(Figure contents as structured data)
┌──

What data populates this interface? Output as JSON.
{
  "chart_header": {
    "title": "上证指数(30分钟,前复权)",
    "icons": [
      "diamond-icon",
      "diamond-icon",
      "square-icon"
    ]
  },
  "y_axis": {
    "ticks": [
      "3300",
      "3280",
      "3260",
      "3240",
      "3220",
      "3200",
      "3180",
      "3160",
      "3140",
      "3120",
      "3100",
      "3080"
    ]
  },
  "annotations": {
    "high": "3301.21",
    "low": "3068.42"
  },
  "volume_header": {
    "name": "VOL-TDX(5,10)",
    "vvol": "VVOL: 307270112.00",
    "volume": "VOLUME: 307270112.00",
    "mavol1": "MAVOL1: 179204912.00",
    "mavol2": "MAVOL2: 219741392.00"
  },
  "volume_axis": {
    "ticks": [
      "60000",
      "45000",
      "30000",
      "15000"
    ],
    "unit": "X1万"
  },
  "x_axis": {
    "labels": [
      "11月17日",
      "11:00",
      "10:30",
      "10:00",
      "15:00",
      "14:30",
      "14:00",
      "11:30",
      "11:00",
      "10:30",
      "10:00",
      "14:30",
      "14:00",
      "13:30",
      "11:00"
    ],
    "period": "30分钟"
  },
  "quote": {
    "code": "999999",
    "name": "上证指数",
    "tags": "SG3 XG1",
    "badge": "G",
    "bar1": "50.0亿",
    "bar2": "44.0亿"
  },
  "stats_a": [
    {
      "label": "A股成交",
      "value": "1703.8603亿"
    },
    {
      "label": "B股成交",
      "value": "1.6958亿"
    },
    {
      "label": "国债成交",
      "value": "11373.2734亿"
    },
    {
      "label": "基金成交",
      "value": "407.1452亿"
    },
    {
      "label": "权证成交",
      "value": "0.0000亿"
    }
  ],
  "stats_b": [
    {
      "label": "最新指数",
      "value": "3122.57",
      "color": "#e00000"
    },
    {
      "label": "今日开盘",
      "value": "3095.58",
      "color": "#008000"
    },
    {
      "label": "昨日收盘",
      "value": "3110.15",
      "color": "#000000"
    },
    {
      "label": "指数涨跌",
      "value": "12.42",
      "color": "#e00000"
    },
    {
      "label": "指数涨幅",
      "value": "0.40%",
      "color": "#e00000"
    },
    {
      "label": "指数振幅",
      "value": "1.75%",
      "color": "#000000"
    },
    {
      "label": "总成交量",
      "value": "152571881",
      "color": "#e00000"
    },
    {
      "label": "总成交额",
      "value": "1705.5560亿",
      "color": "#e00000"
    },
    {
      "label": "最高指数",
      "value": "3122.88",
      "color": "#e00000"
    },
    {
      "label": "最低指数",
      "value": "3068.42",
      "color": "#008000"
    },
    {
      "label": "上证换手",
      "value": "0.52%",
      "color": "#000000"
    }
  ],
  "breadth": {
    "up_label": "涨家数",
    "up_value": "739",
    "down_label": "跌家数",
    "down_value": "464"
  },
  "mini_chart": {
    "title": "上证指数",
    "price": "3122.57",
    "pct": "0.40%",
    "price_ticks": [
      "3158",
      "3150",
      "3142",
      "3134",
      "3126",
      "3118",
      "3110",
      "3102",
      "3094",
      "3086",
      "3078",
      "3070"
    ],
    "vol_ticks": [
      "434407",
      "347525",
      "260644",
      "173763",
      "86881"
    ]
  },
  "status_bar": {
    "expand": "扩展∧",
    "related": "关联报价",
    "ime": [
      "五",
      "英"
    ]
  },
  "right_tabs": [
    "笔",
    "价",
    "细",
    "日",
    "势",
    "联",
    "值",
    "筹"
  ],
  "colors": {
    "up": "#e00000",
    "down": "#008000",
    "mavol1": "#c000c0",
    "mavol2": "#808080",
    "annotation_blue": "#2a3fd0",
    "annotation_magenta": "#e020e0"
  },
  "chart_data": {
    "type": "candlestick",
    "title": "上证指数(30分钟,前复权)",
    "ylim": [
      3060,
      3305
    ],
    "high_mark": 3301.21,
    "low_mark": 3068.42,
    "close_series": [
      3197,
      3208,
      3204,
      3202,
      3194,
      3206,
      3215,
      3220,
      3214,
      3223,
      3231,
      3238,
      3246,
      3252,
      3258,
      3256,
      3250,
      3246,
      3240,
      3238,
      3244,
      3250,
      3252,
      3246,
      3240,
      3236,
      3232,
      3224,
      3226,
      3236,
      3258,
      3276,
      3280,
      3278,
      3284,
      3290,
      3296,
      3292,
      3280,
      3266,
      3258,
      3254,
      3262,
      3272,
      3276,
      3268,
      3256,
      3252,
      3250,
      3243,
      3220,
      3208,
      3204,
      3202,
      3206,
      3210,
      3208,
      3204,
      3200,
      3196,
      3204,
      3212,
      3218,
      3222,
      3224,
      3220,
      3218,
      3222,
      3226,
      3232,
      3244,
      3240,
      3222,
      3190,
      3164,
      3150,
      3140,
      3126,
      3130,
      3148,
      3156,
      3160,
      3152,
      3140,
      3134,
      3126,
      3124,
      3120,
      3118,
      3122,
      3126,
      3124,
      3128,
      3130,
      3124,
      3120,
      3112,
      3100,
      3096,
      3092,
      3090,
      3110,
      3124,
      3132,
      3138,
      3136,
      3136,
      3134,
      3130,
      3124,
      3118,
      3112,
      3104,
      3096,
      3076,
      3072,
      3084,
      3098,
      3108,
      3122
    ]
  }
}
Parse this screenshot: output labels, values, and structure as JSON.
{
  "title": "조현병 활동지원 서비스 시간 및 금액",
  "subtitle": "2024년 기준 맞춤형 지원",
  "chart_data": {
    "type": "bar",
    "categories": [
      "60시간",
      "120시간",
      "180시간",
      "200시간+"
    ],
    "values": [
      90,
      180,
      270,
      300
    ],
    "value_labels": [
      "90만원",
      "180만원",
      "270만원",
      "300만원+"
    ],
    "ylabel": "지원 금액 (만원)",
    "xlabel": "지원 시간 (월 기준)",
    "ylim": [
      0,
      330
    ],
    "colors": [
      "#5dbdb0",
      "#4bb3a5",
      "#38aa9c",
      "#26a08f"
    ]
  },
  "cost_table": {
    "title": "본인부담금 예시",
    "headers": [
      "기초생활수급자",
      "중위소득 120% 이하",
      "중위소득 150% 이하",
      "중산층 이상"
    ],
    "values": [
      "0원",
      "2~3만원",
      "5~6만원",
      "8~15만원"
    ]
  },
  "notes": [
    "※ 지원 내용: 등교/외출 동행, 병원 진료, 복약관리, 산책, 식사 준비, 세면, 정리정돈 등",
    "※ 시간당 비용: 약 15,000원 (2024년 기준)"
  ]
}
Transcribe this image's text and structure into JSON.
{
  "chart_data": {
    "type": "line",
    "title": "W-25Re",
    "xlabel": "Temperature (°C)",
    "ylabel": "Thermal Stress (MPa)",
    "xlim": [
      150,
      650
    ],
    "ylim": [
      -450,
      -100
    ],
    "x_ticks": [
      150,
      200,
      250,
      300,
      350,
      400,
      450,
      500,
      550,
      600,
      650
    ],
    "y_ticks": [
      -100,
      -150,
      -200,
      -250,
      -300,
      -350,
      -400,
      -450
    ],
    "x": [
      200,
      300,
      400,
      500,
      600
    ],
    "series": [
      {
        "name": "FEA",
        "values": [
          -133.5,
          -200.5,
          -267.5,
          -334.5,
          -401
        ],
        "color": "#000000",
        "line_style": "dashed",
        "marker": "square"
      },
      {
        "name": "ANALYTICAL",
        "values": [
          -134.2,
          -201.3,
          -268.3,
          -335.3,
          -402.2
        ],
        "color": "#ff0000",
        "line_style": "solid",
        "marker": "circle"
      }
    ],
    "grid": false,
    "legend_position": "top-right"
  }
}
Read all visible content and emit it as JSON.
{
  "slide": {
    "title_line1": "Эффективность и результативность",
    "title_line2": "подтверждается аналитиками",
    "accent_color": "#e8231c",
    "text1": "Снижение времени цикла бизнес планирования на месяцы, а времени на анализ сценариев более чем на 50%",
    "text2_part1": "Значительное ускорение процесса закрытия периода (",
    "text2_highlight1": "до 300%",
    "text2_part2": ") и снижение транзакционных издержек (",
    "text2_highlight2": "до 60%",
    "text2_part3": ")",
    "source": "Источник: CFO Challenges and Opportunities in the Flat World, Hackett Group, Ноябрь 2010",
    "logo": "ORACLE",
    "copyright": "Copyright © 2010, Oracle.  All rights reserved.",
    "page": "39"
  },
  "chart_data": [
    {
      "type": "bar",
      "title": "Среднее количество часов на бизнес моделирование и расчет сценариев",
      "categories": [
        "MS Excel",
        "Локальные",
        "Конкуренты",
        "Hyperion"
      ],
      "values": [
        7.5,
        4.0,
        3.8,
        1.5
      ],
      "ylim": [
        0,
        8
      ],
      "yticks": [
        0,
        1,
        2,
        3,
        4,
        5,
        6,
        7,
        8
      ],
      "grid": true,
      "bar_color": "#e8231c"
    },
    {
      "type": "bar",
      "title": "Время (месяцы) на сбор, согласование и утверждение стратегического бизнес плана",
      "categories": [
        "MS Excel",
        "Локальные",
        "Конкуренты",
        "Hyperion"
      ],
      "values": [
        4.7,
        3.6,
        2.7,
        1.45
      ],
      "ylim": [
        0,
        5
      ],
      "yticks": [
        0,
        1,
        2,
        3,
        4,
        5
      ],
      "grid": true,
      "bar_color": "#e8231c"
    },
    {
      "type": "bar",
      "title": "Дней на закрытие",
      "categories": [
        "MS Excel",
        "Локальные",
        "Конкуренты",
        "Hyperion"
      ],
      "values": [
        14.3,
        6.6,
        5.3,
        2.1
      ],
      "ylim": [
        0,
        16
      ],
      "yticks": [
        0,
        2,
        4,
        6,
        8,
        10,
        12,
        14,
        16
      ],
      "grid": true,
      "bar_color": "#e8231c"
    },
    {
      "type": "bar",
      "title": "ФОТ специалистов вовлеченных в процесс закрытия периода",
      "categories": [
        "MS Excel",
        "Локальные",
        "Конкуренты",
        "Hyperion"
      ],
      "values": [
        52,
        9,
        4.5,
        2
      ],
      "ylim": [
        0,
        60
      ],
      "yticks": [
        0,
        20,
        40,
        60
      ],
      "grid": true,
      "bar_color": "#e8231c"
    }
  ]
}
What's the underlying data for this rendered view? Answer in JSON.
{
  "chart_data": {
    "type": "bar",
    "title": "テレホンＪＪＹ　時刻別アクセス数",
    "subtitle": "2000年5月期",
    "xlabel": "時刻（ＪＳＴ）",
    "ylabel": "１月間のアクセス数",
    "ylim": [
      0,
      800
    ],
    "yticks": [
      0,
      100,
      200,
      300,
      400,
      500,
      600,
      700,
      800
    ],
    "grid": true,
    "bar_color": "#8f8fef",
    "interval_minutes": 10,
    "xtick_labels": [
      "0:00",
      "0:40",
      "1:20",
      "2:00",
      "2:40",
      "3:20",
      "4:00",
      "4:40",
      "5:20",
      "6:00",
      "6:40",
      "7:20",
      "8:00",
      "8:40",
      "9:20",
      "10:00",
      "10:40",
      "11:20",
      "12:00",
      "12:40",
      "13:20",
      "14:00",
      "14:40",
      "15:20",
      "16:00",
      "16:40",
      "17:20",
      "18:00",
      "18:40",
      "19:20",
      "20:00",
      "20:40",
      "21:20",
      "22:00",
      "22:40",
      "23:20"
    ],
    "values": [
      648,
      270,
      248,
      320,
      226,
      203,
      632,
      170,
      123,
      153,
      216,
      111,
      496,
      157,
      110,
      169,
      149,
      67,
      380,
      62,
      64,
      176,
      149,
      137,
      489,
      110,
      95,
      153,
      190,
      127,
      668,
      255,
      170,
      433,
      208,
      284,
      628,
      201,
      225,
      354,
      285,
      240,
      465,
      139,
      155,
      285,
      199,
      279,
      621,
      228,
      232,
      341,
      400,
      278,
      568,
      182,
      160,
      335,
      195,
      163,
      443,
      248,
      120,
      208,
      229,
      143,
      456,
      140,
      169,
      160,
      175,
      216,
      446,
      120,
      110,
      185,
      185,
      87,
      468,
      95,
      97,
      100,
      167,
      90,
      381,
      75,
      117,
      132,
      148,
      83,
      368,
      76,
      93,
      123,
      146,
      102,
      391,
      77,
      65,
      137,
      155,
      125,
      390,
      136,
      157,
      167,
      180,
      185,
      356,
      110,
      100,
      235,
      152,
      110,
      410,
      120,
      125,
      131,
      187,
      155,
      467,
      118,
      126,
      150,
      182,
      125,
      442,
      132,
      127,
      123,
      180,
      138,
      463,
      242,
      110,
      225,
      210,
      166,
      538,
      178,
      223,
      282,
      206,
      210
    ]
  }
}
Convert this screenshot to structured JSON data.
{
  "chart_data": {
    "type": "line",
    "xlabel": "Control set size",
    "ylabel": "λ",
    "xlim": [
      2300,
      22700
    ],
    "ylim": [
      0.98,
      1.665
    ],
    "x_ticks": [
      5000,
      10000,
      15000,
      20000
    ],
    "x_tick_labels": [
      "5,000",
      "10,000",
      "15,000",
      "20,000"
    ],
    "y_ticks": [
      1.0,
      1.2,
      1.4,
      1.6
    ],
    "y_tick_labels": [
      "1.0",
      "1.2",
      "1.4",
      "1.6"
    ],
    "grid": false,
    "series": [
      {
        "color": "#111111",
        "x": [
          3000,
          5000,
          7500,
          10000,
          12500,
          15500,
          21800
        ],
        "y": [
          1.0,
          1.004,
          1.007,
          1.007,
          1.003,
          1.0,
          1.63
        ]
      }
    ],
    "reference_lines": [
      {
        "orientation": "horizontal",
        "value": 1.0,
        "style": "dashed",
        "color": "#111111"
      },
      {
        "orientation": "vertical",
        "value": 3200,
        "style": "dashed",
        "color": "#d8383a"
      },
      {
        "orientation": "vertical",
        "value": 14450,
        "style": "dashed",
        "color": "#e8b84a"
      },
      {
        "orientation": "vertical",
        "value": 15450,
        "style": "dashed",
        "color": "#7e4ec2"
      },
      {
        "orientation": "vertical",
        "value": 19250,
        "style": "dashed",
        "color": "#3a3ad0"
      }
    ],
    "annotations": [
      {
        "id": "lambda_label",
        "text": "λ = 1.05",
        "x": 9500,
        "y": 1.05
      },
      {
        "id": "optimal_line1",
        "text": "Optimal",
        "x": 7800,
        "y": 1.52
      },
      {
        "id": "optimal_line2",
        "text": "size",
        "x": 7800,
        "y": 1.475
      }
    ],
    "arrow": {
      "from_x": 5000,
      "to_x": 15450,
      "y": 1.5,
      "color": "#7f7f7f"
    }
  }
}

└──

DO THIS> Work out how many lines above contain the word "上证指数". Give only the number.

RESPONSE TO THE EXERCISE> 4